Data excerpts:

"""

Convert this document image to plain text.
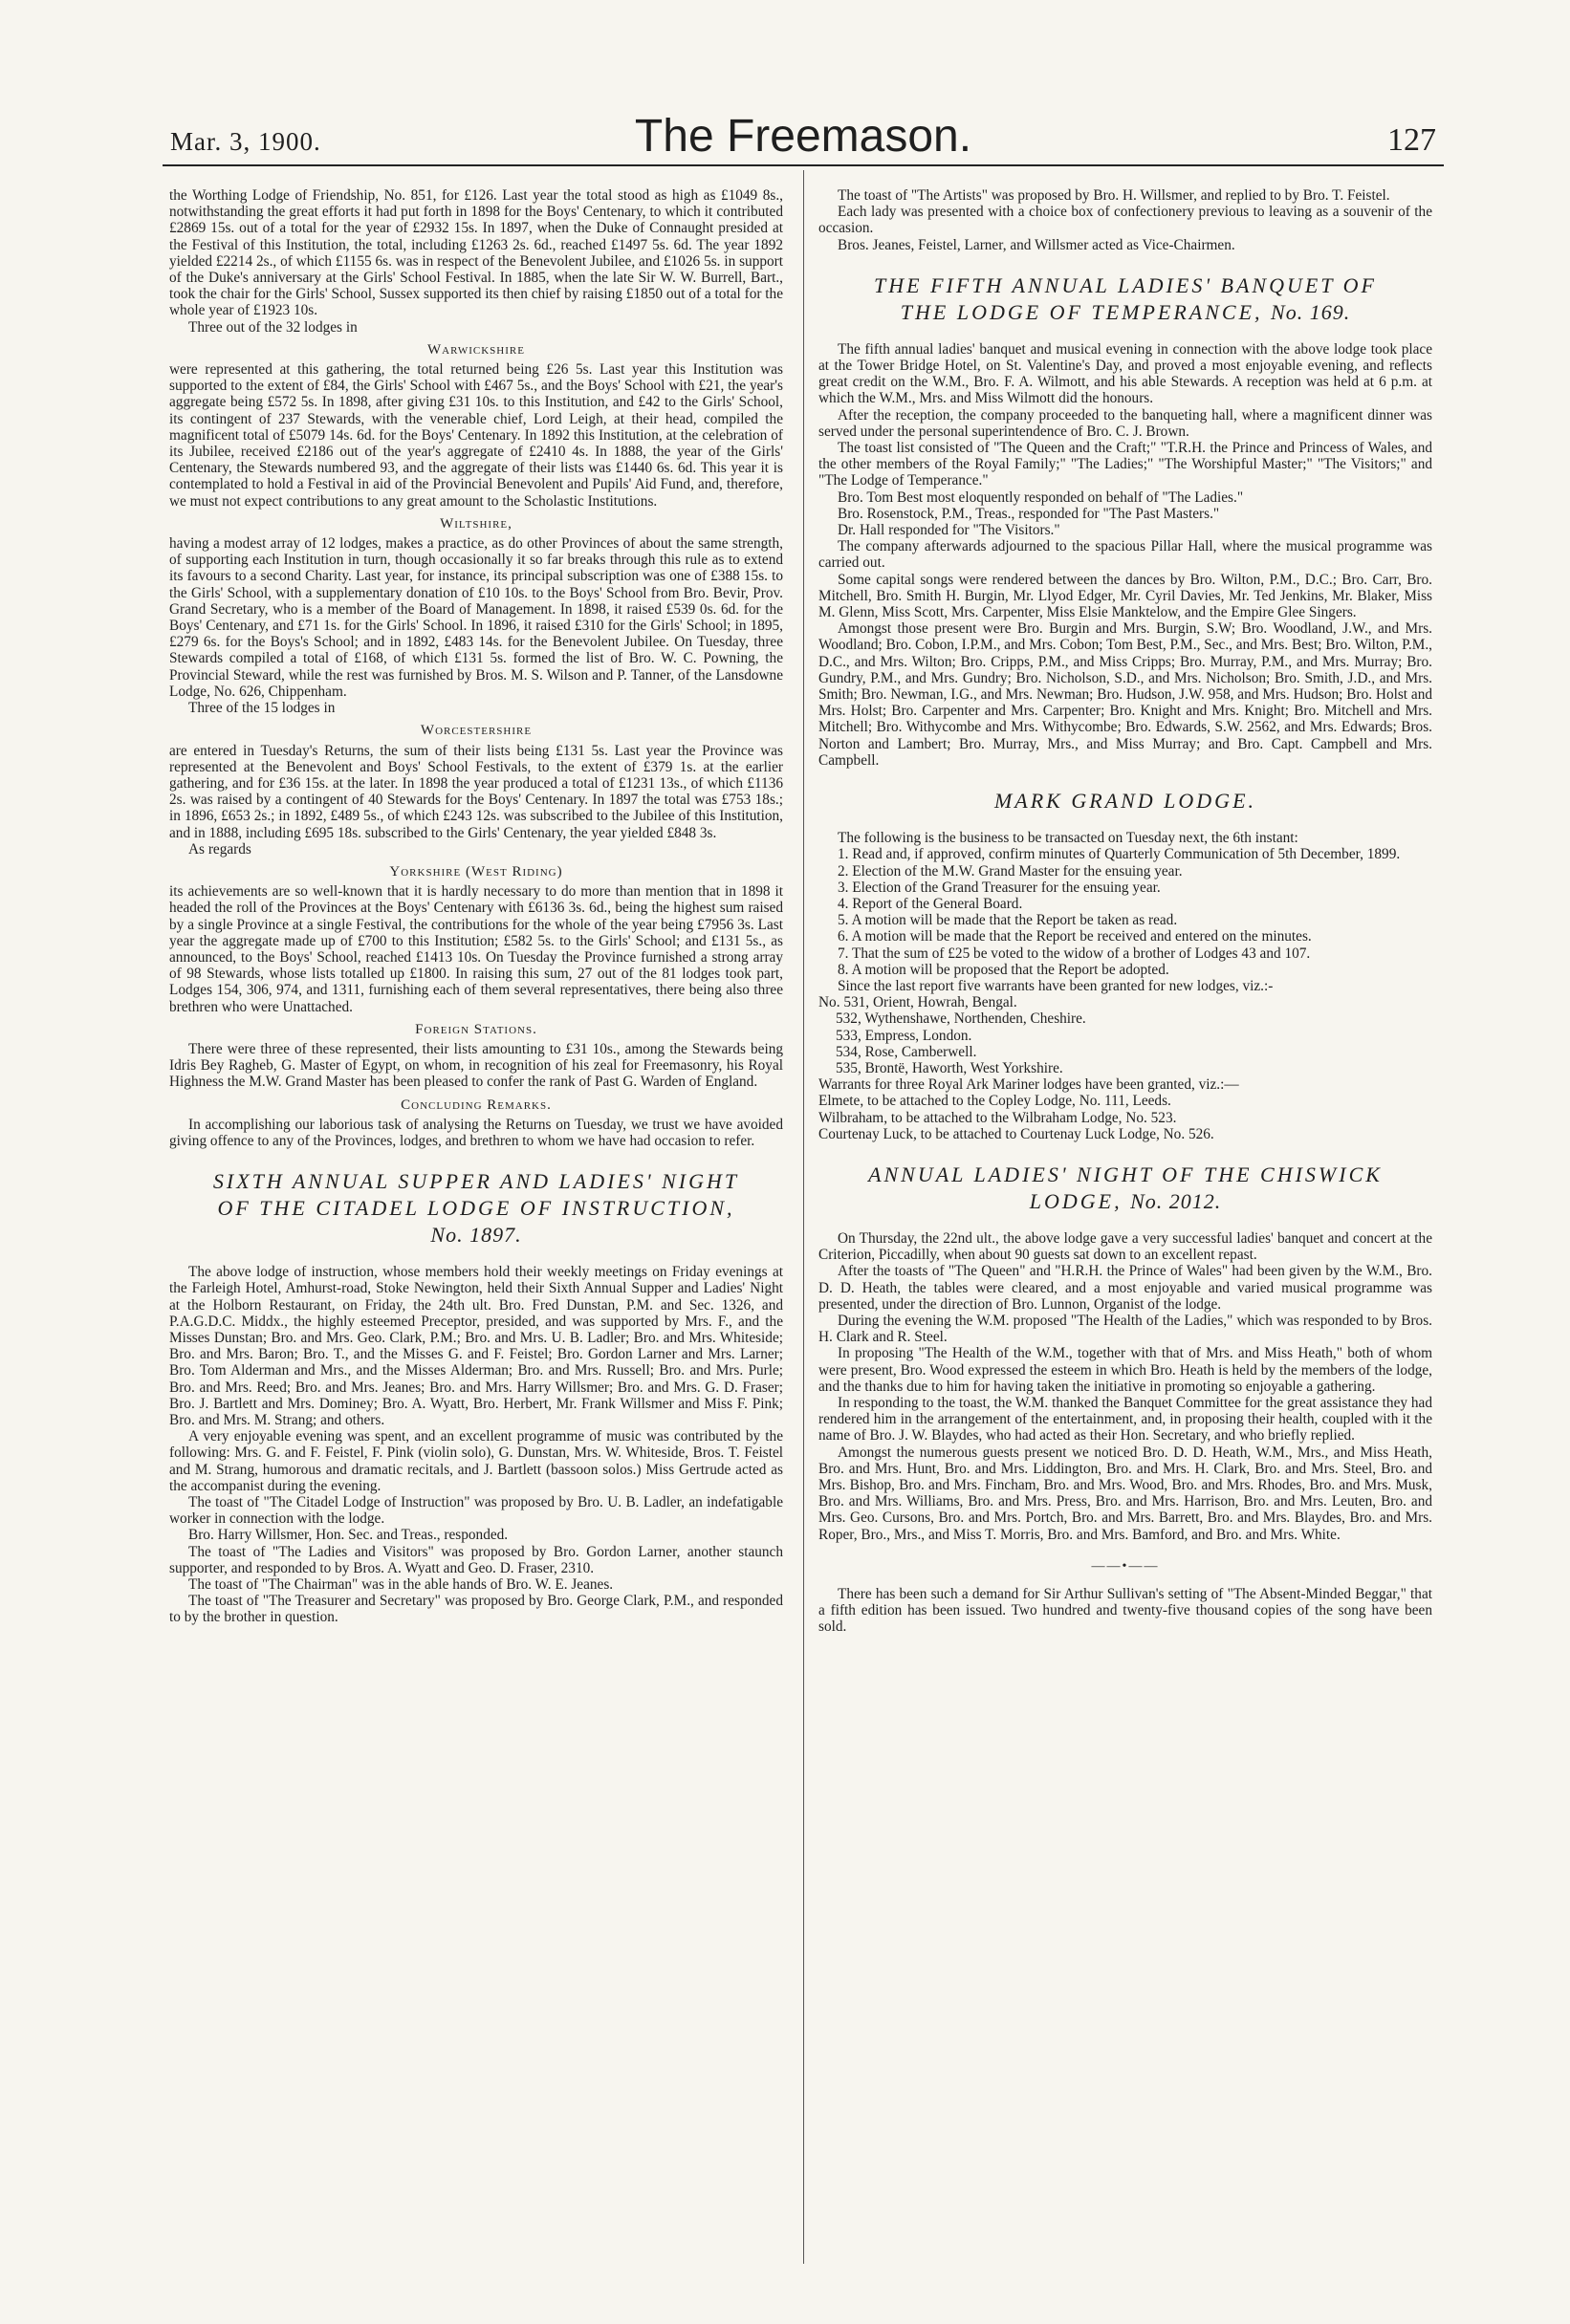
Mar. 3, 1900.	The Freemason.	127

the Worthing Lodge of Friendship, No. 851, for £126. Last year the total stood as high as £1049 8s., notwithstanding the great efforts it had put forth in 1898 for the Boys' Centenary, to which it contributed £2869 15s. out of a total for the year of £2932 15s. In 1897, when the Duke of Connaught presided at the Festival of this Institution, the total, including £1263 2s. 6d., reached £1497 5s. 6d. The year 1892 yielded £2214 2s., of which £1155 6s. was in respect of the Benevolent Jubilee, and £1026 5s. in support of the Duke's anniversary at the Girls' School Festival. In 1885, when the late Sir W. W. Burrell, Bart., took the chair for the Girls' School, Sussex supported its then chief by raising £1850 out of a total for the whole year of £1923 10s.

Three out of the 32 lodges in

Warwickshire

were represented at this gathering, the total returned being £26 5s. Last year this Institution was supported to the extent of £84, the Girls' School with £467 5s., and the Boys' School with £21, the year's aggregate being £572 5s. In 1898, after giving £31 10s. to this Institution, and £42 to the Girls' School, its contingent of 237 Stewards, with the venerable chief, Lord Leigh, at their head, compiled the magnificent total of £5079 14s. 6d. for the Boys' Centenary. In 1892 this Institution, at the celebration of its Jubilee, received £2186 out of the year's aggregate of £2410 4s. In 1888, the year of the Girls' Centenary, the Stewards numbered 93, and the aggregate of their lists was £1440 6s. 6d. This year it is contemplated to hold a Festival in aid of the Provincial Benevolent and Pupils' Aid Fund, and, therefore, we must not expect contributions to any great amount to the Scholastic Institutions.

Wiltshire,

having a modest array of 12 lodges, makes a practice, as do other Provinces of about the same strength, of supporting each Institution in turn, though occasionally it so far breaks through this rule as to extend its favours to a second Charity. Last year, for instance, its principal subscription was one of £388 15s. to the Girls' School, with a supplementary donation of £10 10s. to the Boys' School from Bro. Bevir, Prov. Grand Secretary, who is a member of the Board of Management. In 1898, it raised £539 0s. 6d. for the Boys' Centenary, and £71 1s. for the Girls' School. In 1896, it raised £310 for the Girls' School; in 1895, £279 6s. for the Boys's School; and in 1892, £483 14s. for the Benevolent Jubilee. On Tuesday, three Stewards compiled a total of £168, of which £131 5s. formed the list of Bro. W. C. Powning, the Provincial Steward, while the rest was furnished by Bros. M. S. Wilson and P. Tanner, of the Lansdowne Lodge, No. 626, Chippenham.

Three of the 15 lodges in

Worcestershire

are entered in Tuesday's Returns, the sum of their lists being £131 5s. Last year the Province was represented at the Benevolent and Boys' School Festivals, to the extent of £379 1s. at the earlier gathering, and for £36 15s. at the later. In 1898 the year produced a total of £1231 13s., of which £1136 2s. was raised by a contingent of 40 Stewards for the Boys' Centenary. In 1897 the total was £753 18s.; in 1896, £653 2s.; in 1892, £489 5s., of which £243 12s. was subscribed to the Jubilee of this Institution, and in 1888, including £695 18s. subscribed to the Girls' Centenary, the year yielded £848 3s.

As regards

Yorkshire (West Riding)

its achievements are so well-known that it is hardly necessary to do more than mention that in 1898 it headed the roll of the Provinces at the Boys' Centenary with £6136 3s. 6d., being the highest sum raised by a single Province at a single Festival, the contributions for the whole of the year being £7956 3s. Last year the aggregate made up of £700 to this Institution; £582 5s. to the Girls' School; and £131 5s., as announced, to the Boys' School, reached £1413 10s. On Tuesday the Province furnished a strong array of 98 Stewards, whose lists totalled up £1800. In raising this sum, 27 out of the 81 lodges took part, Lodges 154, 306, 974, and 1311, furnishing each of them several representatives, there being also three brethren who were Unattached.

Foreign Stations.

There were three of these represented, their lists amounting to £31 10s., among the Stewards being Idris Bey Ragheb, G. Master of Egypt, on whom, in recognition of his zeal for Freemasonry, his Royal Highness the M.W. Grand Master has been pleased to confer the rank of Past G. Warden of England.

Concluding Remarks.

In accomplishing our laborious task of analysing the Returns on Tuesday, we trust we have avoided giving offence to any of the Provinces, lodges, and brethren to whom we have had occasion to refer.

SIXTH ANNUAL SUPPER AND LADIES' NIGHT
OF THE CITADEL LODGE OF INSTRUCTION,
No. 1897.

The above lodge of instruction, whose members hold their weekly meetings on Friday evenings at the Farleigh Hotel, Amhurst-road, Stoke Newington, held their Sixth Annual Supper and Ladies' Night at the Holborn Restaurant, on Friday, the 24th ult. Bro. Fred Dunstan, P.M. and Sec. 1326, and P.A.G.D.C. Middx., the highly esteemed Preceptor, presided, and was supported by Mrs. F., and the Misses Dunstan; Bro. and Mrs. Geo. Clark, P.M.; Bro. and Mrs. U. B. Ladler; Bro. and Mrs. Whiteside; Bro. and Mrs. Baron; Bro. T., and the Misses G. and F. Feistel; Bro. Gordon Larner and Mrs. Larner; Bro. Tom Alderman and Mrs., and the Misses Alderman; Bro. and Mrs. Russell; Bro. and Mrs. Purle; Bro. and Mrs. Reed; Bro. and Mrs. Jeanes; Bro. and Mrs. Harry Willsmer; Bro. and Mrs. G. D. Fraser; Bro. J. Bartlett and Mrs. Dominey; Bro. A. Wyatt, Bro. Herbert, Mr. Frank Willsmer and Miss F. Pink; Bro. and Mrs. M. Strang; and others.

A very enjoyable evening was spent, and an excellent programme of music was contributed by the following: Mrs. G. and F. Feistel, F. Pink (violin solo), G. Dunstan, Mrs. W. Whiteside, Bros. T. Feistel and M. Strang, humorous and dramatic recitals, and J. Bartlett (bassoon solos.) Miss Gertrude acted as the accompanist during the evening.

The toast of "The Citadel Lodge of Instruction" was proposed by Bro. U. B. Ladler, an indefatigable worker in connection with the lodge.

Bro. Harry Willsmer, Hon. Sec. and Treas., responded.

The toast of "The Ladies and Visitors" was proposed by Bro. Gordon Larner, another staunch supporter, and responded to by Bros. A. Wyatt and Geo. D. Fraser, 2310.

The toast of "The Chairman" was in the able hands of Bro. W. E. Jeanes.

The toast of "The Treasurer and Secretary" was proposed by Bro. George Clark, P.M., and responded to by the brother in question.

The toast of "The Artists" was proposed by Bro. H. Willsmer, and replied to by Bro. T. Feistel.

Each lady was presented with a choice box of confectionery previous to leaving as a souvenir of the occasion.

Bros. Jeanes, Feistel, Larner, and Willsmer acted as Vice-Chairmen.

THE FIFTH ANNUAL LADIES' BANQUET OF
THE LODGE OF TEMPERANCE, No. 169.

The fifth annual ladies' banquet and musical evening in connection with the above lodge took place at the Tower Bridge Hotel, on St. Valentine's Day, and proved a most enjoyable evening, and reflects great credit on the W.M., Bro. F. A. Wilmott, and his able Stewards. A reception was held at 6 p.m. at which the W.M., Mrs. and Miss Wilmott did the honours.

After the reception, the company proceeded to the banqueting hall, where a magnificent dinner was served under the personal superintendence of Bro. C. J. Brown.

The toast list consisted of "The Queen and the Craft;" "T.R.H. the Prince and Princess of Wales, and the other members of the Royal Family;" "The Ladies;" "The Worshipful Master;" "The Visitors;" and "The Lodge of Temperance."

Bro. Tom Best most eloquently responded on behalf of "The Ladies."

Bro. Rosenstock, P.M., Treas., responded for "The Past Masters."

Dr. Hall responded for "The Visitors."

The company afterwards adjourned to the spacious Pillar Hall, where the musical programme was carried out.

Some capital songs were rendered between the dances by Bro. Wilton, P.M., D.C.; Bro. Carr, Bro. Mitchell, Bro. Smith H. Burgin, Mr. Llyod Edger, Mr. Cyril Davies, Mr. Ted Jenkins, Mr. Blaker, Miss M. Glenn, Miss Scott, Mrs. Carpenter, Miss Elsie Manktelow, and the Empire Glee Singers.

Amongst those present were Bro. Burgin and Mrs. Burgin, S.W; Bro. Woodland, J.W., and Mrs. Woodland; Bro. Cobon, I.P.M., and Mrs. Cobon; Tom Best, P.M., Sec., and Mrs. Best; Bro. Wilton, P.M., D.C., and Mrs. Wilton; Bro. Cripps, P.M., and Miss Cripps; Bro. Murray, P.M., and Mrs. Murray; Bro. Gundry, P.M., and Mrs. Gundry; Bro. Nicholson, S.D., and Mrs. Nicholson; Bro. Smith, J.D., and Mrs. Smith; Bro. Newman, I.G., and Mrs. Newman; Bro. Hudson, J.W. 958, and Mrs. Hudson; Bro. Holst and Mrs. Holst; Bro. Carpenter and Mrs. Carpenter; Bro. Knight and Mrs. Knight; Bro. Mitchell and Mrs. Mitchell; Bro. Withycombe and Mrs. Withycombe; Bro. Edwards, S.W. 2562, and Mrs. Edwards; Bros. Norton and Lambert; Bro. Murray, Mrs., and Miss Murray; and Bro. Capt. Campbell and Mrs. Campbell.

MARK GRAND LODGE.

The following is the business to be transacted on Tuesday next, the 6th instant:

1. Read and, if approved, confirm minutes of Quarterly Communication of 5th December, 1899.

2. Election of the M.W. Grand Master for the ensuing year.

3. Election of the Grand Treasurer for the ensuing year.

4. Report of the General Board.

5. A motion will be made that the Report be taken as read.

6. A motion will be made that the Report be received and entered on the minutes.

7. That the sum of £25 be voted to the widow of a brother of Lodges 43 and 107.

8. A motion will be proposed that the Report be adopted.

Since the last report five warrants have been granted for new lodges, viz.:-

No. 531, Orient, Howrah, Bengal.

532, Wythenshawe, Northenden, Cheshire.

533, Empress, London.

534, Rose, Camberwell.

535, Brontë, Haworth, West Yorkshire.

Warrants for three Royal Ark Mariner lodges have been granted, viz.:—

Elmete, to be attached to the Copley Lodge, No. 111, Leeds.

Wilbraham, to be attached to the Wilbraham Lodge, No. 523.

Courtenay Luck, to be attached to Courtenay Luck Lodge, No. 526.

ANNUAL LADIES' NIGHT OF THE CHISWICK
LODGE, No. 2012.

On Thursday, the 22nd ult., the above lodge gave a very successful ladies' banquet and concert at the Criterion, Piccadilly, when about 90 guests sat down to an excellent repast.

After the toasts of "The Queen" and "H.R.H. the Prince of Wales" had been given by the W.M., Bro. D. D. Heath, the tables were cleared, and a most enjoyable and varied musical programme was presented, under the direction of Bro. Lunnon, Organist of the lodge.

During the evening the W.M. proposed "The Health of the Ladies," which was responded to by Bros. H. Clark and R. Steel.

In proposing "The Health of the W.M., together with that of Mrs. and Miss Heath," both of whom were present, Bro. Wood expressed the esteem in which Bro. Heath is held by the members of the lodge, and the thanks due to him for having taken the initiative in promoting so enjoyable a gathering.

In responding to the toast, the W.M. thanked the Banquet Committee for the great assistance they had rendered him in the arrangement of the entertainment, and, in proposing their health, coupled with it the name of Bro. J. W. Blaydes, who had acted as their Hon. Secretary, and who briefly replied.

Amongst the numerous guests present we noticed Bro. D. D. Heath, W.M., Mrs., and Miss Heath, Bro. and Mrs. Hunt, Bro. and Mrs. Liddington, Bro. and Mrs. H. Clark, Bro. and Mrs. Steel, Bro. and Mrs. Bishop, Bro. and Mrs. Fincham, Bro. and Mrs. Wood, Bro. and Mrs. Rhodes, Bro. and Mrs. Musk, Bro. and Mrs. Williams, Bro. and Mrs. Press, Bro. and Mrs. Harrison, Bro. and Mrs. Leuten, Bro. and Mrs. Geo. Cursons, Bro. and Mrs. Portch, Bro. and Mrs. Barrett, Bro. and Mrs. Blaydes, Bro. and Mrs. Roper, Bro., Mrs., and Miss T. Morris, Bro. and Mrs. Bamford, and Bro. and Mrs. White.

——•——

There has been such a demand for Sir Arthur Sullivan's setting of "The Absent-Minded Beggar," that a fifth edition has been issued. Two hundred and twenty-five thousand copies of the song have been sold.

"""

How many lines of the entries above hold the string "motion"? Reply with the number alone.

3